MATERIAL FOR THE TASK

** start **

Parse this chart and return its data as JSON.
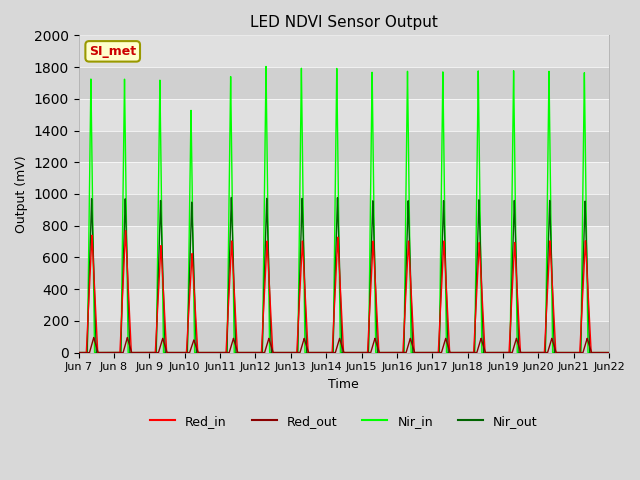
{
  "title": "LED NDVI Sensor Output",
  "xlabel": "Time",
  "ylabel": "Output (mV)",
  "ylim": [
    0,
    2000
  ],
  "xlim_days": [
    7,
    22
  ],
  "x_ticks_labels": [
    "Jun 7",
    "Jun 8",
    "Jun 9",
    "Jun 10",
    "Jun 11",
    "Jun 12",
    "Jun 13",
    "Jun 14",
    "Jun 15",
    "Jun 16",
    "Jun 17",
    "Jun 18",
    "Jun 19",
    "Jun 20",
    "Jun 21",
    "Jun 22"
  ],
  "x_ticks_positions": [
    7,
    8,
    9,
    10,
    11,
    12,
    13,
    14,
    15,
    16,
    17,
    18,
    19,
    20,
    21,
    22
  ],
  "background_color": "#d8d8d8",
  "plot_bg_color": "#e0e0e0",
  "grid_colors": [
    "#cccccc",
    "#d8d8d8"
  ],
  "annotation_text": "SI_met",
  "annotation_box_color": "#ffffcc",
  "annotation_text_color": "#cc0000",
  "annotation_border_color": "#999900",
  "colors": {
    "Red_in": "#ff0000",
    "Red_out": "#8b0000",
    "Nir_in": "#00ff00",
    "Nir_out": "#006400"
  },
  "line_width": 1.0,
  "peak_data": [
    {
      "day": 7.35,
      "red_in": 740,
      "nir_in": 1725,
      "nir_out": 970,
      "red_out": 95
    },
    {
      "day": 7.65,
      "red_in": 0,
      "nir_in": 0,
      "nir_out": 0,
      "red_out": 0
    },
    {
      "day": 8.3,
      "red_in": 770,
      "nir_in": 1725,
      "nir_out": 970,
      "red_out": 95
    },
    {
      "day": 8.65,
      "red_in": 0,
      "nir_in": 0,
      "nir_out": 0,
      "red_out": 0
    },
    {
      "day": 9.3,
      "red_in": 675,
      "nir_in": 1720,
      "nir_out": 960,
      "red_out": 90
    },
    {
      "day": 9.65,
      "red_in": 0,
      "nir_in": 0,
      "nir_out": 0,
      "red_out": 0
    },
    {
      "day": 10.18,
      "red_in": 625,
      "nir_in": 1530,
      "nir_out": 950,
      "red_out": 80
    },
    {
      "day": 10.55,
      "red_in": 0,
      "nir_in": 0,
      "nir_out": 0,
      "red_out": 0
    },
    {
      "day": 11.3,
      "red_in": 705,
      "nir_in": 1745,
      "nir_out": 980,
      "red_out": 90
    },
    {
      "day": 11.65,
      "red_in": 0,
      "nir_in": 0,
      "nir_out": 0,
      "red_out": 0
    },
    {
      "day": 12.3,
      "red_in": 705,
      "nir_in": 1810,
      "nir_out": 975,
      "red_out": 90
    },
    {
      "day": 12.65,
      "red_in": 0,
      "nir_in": 0,
      "nir_out": 0,
      "red_out": 0
    },
    {
      "day": 13.3,
      "red_in": 705,
      "nir_in": 1800,
      "nir_out": 975,
      "red_out": 90
    },
    {
      "day": 13.65,
      "red_in": 0,
      "nir_in": 0,
      "nir_out": 0,
      "red_out": 0
    },
    {
      "day": 14.3,
      "red_in": 730,
      "nir_in": 1800,
      "nir_out": 980,
      "red_out": 90
    },
    {
      "day": 14.65,
      "red_in": 0,
      "nir_in": 0,
      "nir_out": 0,
      "red_out": 0
    },
    {
      "day": 15.3,
      "red_in": 705,
      "nir_in": 1775,
      "nir_out": 960,
      "red_out": 90
    },
    {
      "day": 15.65,
      "red_in": 0,
      "nir_in": 0,
      "nir_out": 0,
      "red_out": 0
    },
    {
      "day": 16.3,
      "red_in": 705,
      "nir_in": 1780,
      "nir_out": 960,
      "red_out": 90
    },
    {
      "day": 16.65,
      "red_in": 0,
      "nir_in": 0,
      "nir_out": 0,
      "red_out": 0
    },
    {
      "day": 17.3,
      "red_in": 705,
      "nir_in": 1775,
      "nir_out": 960,
      "red_out": 90
    },
    {
      "day": 17.65,
      "red_in": 0,
      "nir_in": 0,
      "nir_out": 0,
      "red_out": 0
    },
    {
      "day": 18.3,
      "red_in": 695,
      "nir_in": 1780,
      "nir_out": 965,
      "red_out": 90
    },
    {
      "day": 18.65,
      "red_in": 0,
      "nir_in": 0,
      "nir_out": 0,
      "red_out": 0
    },
    {
      "day": 19.3,
      "red_in": 695,
      "nir_in": 1780,
      "nir_out": 960,
      "red_out": 90
    },
    {
      "day": 19.65,
      "red_in": 0,
      "nir_in": 0,
      "nir_out": 0,
      "red_out": 0
    },
    {
      "day": 20.3,
      "red_in": 705,
      "nir_in": 1775,
      "nir_out": 960,
      "red_out": 90
    },
    {
      "day": 20.65,
      "red_in": 0,
      "nir_in": 0,
      "nir_out": 0,
      "red_out": 0
    },
    {
      "day": 21.3,
      "red_in": 705,
      "nir_in": 1765,
      "nir_out": 955,
      "red_out": 90
    },
    {
      "day": 21.65,
      "red_in": 0,
      "nir_in": 0,
      "nir_out": 0,
      "red_out": 0
    }
  ]
}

** end **

SHORT TASK
Print each line of the material above exactly, with the pictures removed from your copy.

FINAL ANSWER
Parse this chart and return its data as JSON.
{
  "title": "LED NDVI Sensor Output",
  "xlabel": "Time",
  "ylabel": "Output (mV)",
  "ylim": [
    0,
    2000
  ],
  "xlim_days": [
    7,
    22
  ],
  "x_ticks_labels": [
    "Jun 7",
    "Jun 8",
    "Jun 9",
    "Jun 10",
    "Jun 11",
    "Jun 12",
    "Jun 13",
    "Jun 14",
    "Jun 15",
    "Jun 16",
    "Jun 17",
    "Jun 18",
    "Jun 19",
    "Jun 20",
    "Jun 21",
    "Jun 22"
  ],
  "x_ticks_positions": [
    7,
    8,
    9,
    10,
    11,
    12,
    13,
    14,
    15,
    16,
    17,
    18,
    19,
    20,
    21,
    22
  ],
  "background_color": "#d8d8d8",
  "plot_bg_color": "#e0e0e0",
  "grid_colors": [
    "#cccccc",
    "#d8d8d8"
  ],
  "annotation_text": "SI_met",
  "annotation_box_color": "#ffffcc",
  "annotation_text_color": "#cc0000",
  "annotation_border_color": "#999900",
  "colors": {
    "Red_in": "#ff0000",
    "Red_out": "#8b0000",
    "Nir_in": "#00ff00",
    "Nir_out": "#006400"
  },
  "line_width": 1.0,
  "peak_data": [
    {
      "day": 7.35,
      "red_in": 740,
      "nir_in": 1725,
      "nir_out": 970,
      "red_out": 95
    },
    {
      "day": 7.65,
      "red_in": 0,
      "nir_in": 0,
      "nir_out": 0,
      "red_out": 0
    },
    {
      "day": 8.3,
      "red_in": 770,
      "nir_in": 1725,
      "nir_out": 970,
      "red_out": 95
    },
    {
      "day": 8.65,
      "red_in": 0,
      "nir_in": 0,
      "nir_out": 0,
      "red_out": 0
    },
    {
      "day": 9.3,
      "red_in": 675,
      "nir_in": 1720,
      "nir_out": 960,
      "red_out": 90
    },
    {
      "day": 9.65,
      "red_in": 0,
      "nir_in": 0,
      "nir_out": 0,
      "red_out": 0
    },
    {
      "day": 10.18,
      "red_in": 625,
      "nir_in": 1530,
      "nir_out": 950,
      "red_out": 80
    },
    {
      "day": 10.55,
      "red_in": 0,
      "nir_in": 0,
      "nir_out": 0,
      "red_out": 0
    },
    {
      "day": 11.3,
      "red_in": 705,
      "nir_in": 1745,
      "nir_out": 980,
      "red_out": 90
    },
    {
      "day": 11.65,
      "red_in": 0,
      "nir_in": 0,
      "nir_out": 0,
      "red_out": 0
    },
    {
      "day": 12.3,
      "red_in": 705,
      "nir_in": 1810,
      "nir_out": 975,
      "red_out": 90
    },
    {
      "day": 12.65,
      "red_in": 0,
      "nir_in": 0,
      "nir_out": 0,
      "red_out": 0
    },
    {
      "day": 13.3,
      "red_in": 705,
      "nir_in": 1800,
      "nir_out": 975,
      "red_out": 90
    },
    {
      "day": 13.65,
      "red_in": 0,
      "nir_in": 0,
      "nir_out": 0,
      "red_out": 0
    },
    {
      "day": 14.3,
      "red_in": 730,
      "nir_in": 1800,
      "nir_out": 980,
      "red_out": 90
    },
    {
      "day": 14.65,
      "red_in": 0,
      "nir_in": 0,
      "nir_out": 0,
      "red_out": 0
    },
    {
      "day": 15.3,
      "red_in": 705,
      "nir_in": 1775,
      "nir_out": 960,
      "red_out": 90
    },
    {
      "day": 15.65,
      "red_in": 0,
      "nir_in": 0,
      "nir_out": 0,
      "red_out": 0
    },
    {
      "day": 16.3,
      "red_in": 705,
      "nir_in": 1780,
      "nir_out": 960,
      "red_out": 90
    },
    {
      "day": 16.65,
      "red_in": 0,
      "nir_in": 0,
      "nir_out": 0,
      "red_out": 0
    },
    {
      "day": 17.3,
      "red_in": 705,
      "nir_in": 1775,
      "nir_out": 960,
      "red_out": 90
    },
    {
      "day": 17.65,
      "red_in": 0,
      "nir_in": 0,
      "nir_out": 0,
      "red_out": 0
    },
    {
      "day": 18.3,
      "red_in": 695,
      "nir_in": 1780,
      "nir_out": 965,
      "red_out": 90
    },
    {
      "day": 18.65,
      "red_in": 0,
      "nir_in": 0,
      "nir_out": 0,
      "red_out": 0
    },
    {
      "day": 19.3,
      "red_in": 695,
      "nir_in": 1780,
      "nir_out": 960,
      "red_out": 90
    },
    {
      "day": 19.65,
      "red_in": 0,
      "nir_in": 0,
      "nir_out": 0,
      "red_out": 0
    },
    {
      "day": 20.3,
      "red_in": 705,
      "nir_in": 1775,
      "nir_out": 960,
      "red_out": 90
    },
    {
      "day": 20.65,
      "red_in": 0,
      "nir_in": 0,
      "nir_out": 0,
      "red_out": 0
    },
    {
      "day": 21.3,
      "red_in": 705,
      "nir_in": 1765,
      "nir_out": 955,
      "red_out": 90
    },
    {
      "day": 21.65,
      "red_in": 0,
      "nir_in": 0,
      "nir_out": 0,
      "red_out": 0
    }
  ]
}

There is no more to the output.